_WHAT TO DO_
Return only the count of lines in which the word "观看录像" appears.
* Start DATA *
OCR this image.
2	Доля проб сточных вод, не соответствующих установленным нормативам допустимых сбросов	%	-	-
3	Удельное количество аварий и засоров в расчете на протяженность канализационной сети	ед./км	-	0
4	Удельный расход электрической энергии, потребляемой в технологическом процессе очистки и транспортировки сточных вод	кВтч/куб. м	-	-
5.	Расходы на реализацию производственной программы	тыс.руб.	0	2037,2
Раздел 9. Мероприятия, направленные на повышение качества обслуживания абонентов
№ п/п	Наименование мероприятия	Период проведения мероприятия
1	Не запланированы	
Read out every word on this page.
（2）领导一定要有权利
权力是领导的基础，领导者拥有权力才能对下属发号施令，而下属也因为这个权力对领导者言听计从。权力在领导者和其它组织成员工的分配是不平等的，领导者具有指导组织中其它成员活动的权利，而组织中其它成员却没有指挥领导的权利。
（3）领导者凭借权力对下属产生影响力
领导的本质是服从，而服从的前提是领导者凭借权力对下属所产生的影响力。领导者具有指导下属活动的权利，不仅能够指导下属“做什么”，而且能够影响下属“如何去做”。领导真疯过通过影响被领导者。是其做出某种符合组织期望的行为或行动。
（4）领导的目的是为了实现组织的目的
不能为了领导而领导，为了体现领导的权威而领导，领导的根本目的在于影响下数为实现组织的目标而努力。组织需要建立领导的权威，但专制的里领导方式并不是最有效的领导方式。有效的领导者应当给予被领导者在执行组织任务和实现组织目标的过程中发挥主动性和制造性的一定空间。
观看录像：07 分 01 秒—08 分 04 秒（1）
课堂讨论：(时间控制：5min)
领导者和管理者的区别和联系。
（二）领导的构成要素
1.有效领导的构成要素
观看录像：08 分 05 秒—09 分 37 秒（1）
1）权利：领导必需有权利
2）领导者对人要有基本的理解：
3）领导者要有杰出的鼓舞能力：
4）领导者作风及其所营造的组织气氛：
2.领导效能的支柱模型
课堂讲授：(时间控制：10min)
* End DATA *
_CORRECT OUTPUT_
2